Page extract START

Central Nervous System

PV QA 2 - Poster Viewing Q&A 2

MO_14_2823 - SBRT for spine lesions: A novel optimized delivery technique

Monday, October 22
10:45 AM - 12:15 PM
Location: Innovation Hub, Exhibit Hall 3

SBRT for spine lesions: A novel optimized delivery technique
P. Papanikolaou1, D. Saenz2, N. Kirby2, S. Stathakis2, K. Rasmussen2, R. L. Crownover2, and J. Floyd2; 1University of Texas Health San Antonio, San Antonio, TX, 2University of Texas Health San Antonio Cancer Center, San Antonio, TX

Purpose/Objective(s): Spine SBRT has increased in use due to advances in image guidance, dose calculations, and patient immobilization techniques. It remains challenging to deliver a sufficiently high dose for local control while sparing sufficiently the spinal cord. Advanced optimization in treatment planning systems can result in conformal plans which sufficiently spare critical structures. The ability to plan SBRT with dose escalation is examined in this study using a new segmentation and optimization treatment planning technique in which regions of the PTV are considered separately in order to produce concave dose distributions.

Materials/Methods: Ten patients treated to the thoracic and lumbar spine were selected for this planning study. In all cases, a single vertebral body was selected for treatment, regardless of the presence of other spinal metastases. The vertebral body and pedicles were included in the target delineation. Two VMAT arcs were used with a prescription of 16 Gy with a dose constraint to the spinal cord of a maximum point dose (0.035 cc) of 14 Gy. Three patients (representing cases where cord sparing difficulty was the highest, moderate, and lowest) were then selected for dose escalation to 20 Gy and to 24 Gy. Simultaneously, the use of one or two VMAT arcs was examined as well as the differences between Monte Carlo and Pencil Beam.

Page extract END
Material supplied START

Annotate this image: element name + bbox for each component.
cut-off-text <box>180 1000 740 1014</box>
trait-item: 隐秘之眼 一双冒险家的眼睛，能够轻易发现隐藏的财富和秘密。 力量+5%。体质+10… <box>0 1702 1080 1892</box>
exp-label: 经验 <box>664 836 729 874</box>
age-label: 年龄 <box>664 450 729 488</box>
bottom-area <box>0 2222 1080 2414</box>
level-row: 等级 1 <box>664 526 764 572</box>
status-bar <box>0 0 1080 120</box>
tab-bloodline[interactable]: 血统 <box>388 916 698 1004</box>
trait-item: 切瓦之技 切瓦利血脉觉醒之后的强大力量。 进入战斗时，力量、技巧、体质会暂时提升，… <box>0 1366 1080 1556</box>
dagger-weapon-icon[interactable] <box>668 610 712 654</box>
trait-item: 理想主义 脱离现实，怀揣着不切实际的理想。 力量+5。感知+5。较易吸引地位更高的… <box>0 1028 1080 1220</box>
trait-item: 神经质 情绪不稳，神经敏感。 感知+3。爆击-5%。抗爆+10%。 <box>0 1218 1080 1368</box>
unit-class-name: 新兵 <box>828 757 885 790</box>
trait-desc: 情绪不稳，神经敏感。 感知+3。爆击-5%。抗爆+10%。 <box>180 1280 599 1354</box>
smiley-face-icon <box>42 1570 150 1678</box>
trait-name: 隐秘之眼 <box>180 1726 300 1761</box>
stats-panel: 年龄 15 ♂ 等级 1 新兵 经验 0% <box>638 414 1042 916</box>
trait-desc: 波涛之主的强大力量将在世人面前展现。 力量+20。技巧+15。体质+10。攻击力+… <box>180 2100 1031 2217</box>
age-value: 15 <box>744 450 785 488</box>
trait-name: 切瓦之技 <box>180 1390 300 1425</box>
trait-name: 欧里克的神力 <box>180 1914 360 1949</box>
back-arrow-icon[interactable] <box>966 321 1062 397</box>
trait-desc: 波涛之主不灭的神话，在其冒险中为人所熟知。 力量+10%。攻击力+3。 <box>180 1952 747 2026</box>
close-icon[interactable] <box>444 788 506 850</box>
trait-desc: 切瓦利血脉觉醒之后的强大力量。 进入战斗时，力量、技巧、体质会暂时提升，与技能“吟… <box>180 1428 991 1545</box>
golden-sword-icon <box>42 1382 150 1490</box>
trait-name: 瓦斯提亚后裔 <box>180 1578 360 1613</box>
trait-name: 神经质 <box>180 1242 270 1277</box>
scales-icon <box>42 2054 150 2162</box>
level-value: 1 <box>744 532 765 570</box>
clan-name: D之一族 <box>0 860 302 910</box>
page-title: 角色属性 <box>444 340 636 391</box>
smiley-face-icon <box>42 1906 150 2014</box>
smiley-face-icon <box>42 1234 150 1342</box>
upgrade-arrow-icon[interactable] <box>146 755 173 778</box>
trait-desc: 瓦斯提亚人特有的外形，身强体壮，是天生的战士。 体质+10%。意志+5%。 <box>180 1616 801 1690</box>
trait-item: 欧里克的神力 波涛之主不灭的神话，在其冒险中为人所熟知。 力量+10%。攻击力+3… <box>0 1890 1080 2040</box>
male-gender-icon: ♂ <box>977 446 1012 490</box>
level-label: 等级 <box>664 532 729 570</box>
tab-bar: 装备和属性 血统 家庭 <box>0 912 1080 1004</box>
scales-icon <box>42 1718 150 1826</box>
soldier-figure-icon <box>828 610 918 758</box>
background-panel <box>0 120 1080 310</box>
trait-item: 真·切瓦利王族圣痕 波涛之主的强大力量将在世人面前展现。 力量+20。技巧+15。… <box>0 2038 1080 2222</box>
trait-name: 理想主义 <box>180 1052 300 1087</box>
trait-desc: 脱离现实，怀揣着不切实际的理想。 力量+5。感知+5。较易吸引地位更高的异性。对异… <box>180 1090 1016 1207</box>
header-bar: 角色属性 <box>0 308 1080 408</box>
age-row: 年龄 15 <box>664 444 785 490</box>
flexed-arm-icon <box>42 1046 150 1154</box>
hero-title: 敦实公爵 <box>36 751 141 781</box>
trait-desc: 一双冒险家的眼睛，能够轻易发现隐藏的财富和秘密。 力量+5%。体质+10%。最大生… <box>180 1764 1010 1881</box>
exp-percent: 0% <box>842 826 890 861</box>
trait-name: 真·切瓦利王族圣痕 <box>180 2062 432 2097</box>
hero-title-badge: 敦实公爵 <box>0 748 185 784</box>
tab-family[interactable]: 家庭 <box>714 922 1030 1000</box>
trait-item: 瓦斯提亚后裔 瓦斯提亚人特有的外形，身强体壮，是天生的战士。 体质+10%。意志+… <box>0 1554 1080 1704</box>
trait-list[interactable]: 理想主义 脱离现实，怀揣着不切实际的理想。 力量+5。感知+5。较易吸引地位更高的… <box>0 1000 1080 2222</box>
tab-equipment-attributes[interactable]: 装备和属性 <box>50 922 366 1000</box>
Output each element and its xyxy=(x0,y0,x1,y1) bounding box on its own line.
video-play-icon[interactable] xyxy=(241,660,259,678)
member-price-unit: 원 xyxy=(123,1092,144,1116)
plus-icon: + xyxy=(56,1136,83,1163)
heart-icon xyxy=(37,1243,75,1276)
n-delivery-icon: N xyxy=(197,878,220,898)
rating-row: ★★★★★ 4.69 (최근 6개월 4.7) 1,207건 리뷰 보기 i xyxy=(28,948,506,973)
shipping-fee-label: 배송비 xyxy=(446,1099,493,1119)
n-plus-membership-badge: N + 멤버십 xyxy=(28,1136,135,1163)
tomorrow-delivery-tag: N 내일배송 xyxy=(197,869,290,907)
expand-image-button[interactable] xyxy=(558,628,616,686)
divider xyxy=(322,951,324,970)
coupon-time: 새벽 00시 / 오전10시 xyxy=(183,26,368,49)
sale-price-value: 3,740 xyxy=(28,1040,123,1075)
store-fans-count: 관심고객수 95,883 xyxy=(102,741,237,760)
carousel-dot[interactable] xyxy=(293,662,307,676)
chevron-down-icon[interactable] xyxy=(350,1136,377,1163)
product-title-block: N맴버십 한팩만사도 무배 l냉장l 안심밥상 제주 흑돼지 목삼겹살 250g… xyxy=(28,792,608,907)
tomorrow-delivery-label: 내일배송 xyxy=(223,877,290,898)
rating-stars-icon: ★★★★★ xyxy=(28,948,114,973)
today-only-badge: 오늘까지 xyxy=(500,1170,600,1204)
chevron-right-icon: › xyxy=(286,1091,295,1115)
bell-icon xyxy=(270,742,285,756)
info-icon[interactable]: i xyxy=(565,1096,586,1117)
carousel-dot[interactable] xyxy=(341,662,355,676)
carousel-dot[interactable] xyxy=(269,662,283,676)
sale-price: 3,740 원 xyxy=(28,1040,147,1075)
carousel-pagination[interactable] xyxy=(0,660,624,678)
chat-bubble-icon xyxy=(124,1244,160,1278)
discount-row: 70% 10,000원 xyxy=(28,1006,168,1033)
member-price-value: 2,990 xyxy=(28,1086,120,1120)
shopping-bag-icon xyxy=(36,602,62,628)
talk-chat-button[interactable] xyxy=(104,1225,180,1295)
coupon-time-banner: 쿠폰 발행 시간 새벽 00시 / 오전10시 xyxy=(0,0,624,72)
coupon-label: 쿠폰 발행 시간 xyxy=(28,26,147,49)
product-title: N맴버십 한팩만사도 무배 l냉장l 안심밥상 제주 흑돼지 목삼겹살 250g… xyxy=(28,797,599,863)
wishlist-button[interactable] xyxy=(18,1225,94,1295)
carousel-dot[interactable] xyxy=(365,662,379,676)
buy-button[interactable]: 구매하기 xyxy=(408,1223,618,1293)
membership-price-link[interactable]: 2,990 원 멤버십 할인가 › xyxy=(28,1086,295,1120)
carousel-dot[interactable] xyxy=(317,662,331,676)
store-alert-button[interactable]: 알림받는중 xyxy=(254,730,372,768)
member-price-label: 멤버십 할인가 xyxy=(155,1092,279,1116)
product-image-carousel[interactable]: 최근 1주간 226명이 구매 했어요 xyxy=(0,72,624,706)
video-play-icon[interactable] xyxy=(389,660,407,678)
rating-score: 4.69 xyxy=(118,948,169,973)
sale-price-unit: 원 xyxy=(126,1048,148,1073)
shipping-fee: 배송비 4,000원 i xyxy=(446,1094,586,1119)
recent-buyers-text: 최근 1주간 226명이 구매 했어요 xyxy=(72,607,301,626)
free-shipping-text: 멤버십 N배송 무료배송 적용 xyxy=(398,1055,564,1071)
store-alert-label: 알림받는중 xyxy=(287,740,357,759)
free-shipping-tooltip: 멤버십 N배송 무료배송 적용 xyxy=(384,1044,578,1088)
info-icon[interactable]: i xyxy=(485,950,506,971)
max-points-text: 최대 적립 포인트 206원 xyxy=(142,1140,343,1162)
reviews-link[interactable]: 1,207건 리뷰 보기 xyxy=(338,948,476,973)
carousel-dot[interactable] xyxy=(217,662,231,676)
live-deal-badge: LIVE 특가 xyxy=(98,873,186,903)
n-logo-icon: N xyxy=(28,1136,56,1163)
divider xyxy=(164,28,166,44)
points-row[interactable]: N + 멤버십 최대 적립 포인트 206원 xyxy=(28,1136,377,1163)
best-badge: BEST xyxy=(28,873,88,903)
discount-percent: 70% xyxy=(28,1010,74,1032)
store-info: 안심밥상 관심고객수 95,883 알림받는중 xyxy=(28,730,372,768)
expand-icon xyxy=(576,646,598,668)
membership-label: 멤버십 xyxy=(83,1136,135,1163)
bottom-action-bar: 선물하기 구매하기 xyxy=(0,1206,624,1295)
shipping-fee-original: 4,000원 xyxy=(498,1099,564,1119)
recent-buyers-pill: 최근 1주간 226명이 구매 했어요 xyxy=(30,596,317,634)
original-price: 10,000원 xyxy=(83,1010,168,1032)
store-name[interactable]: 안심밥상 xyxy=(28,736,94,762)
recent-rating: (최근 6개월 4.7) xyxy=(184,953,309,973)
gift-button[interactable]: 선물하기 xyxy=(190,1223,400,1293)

Material supplied END

What to do |
**A.** In the spine SBRT abstract, what maximum point dose to the spinal cord did the plans allow?
**B.** Pick up the spine SBRT abstract after its last sentence and keep writing it.

Task responses |
**A.** 14 Gy, measured over 0.035 cc.

**B.**
Results: In the 16 Gy plans, the spinal cord maximum dose was kept to 13.3 Gy on average. For 20 Gy (three cases), the maximum dose increased to 13.9 Gy and to 14.2 Gy at 24 Gy. Modulation increased with dose escalation as expected (for the most difficult case, total monitor units per Gy increased from 251 at 16 Gy to 396.1 at 24 Gy). Targets were covered at 95% in all cases except the 24 Gy plan where coverage ranged from 93% to 93.6%.

Conclusion: The treatment plans resulted in dosimetrically optimized results for spinal cord sparing while maximizing target coverage. This is achieved by an optimization which is specific to spine SBRT anatomy. Dose escalation between 20 and 24 Gy is possible depending on constraints.

Author Disclosure: P. Papanikolaou: None. D. Saenz: None. S. Stathakis: None. R.L. Crownover: None.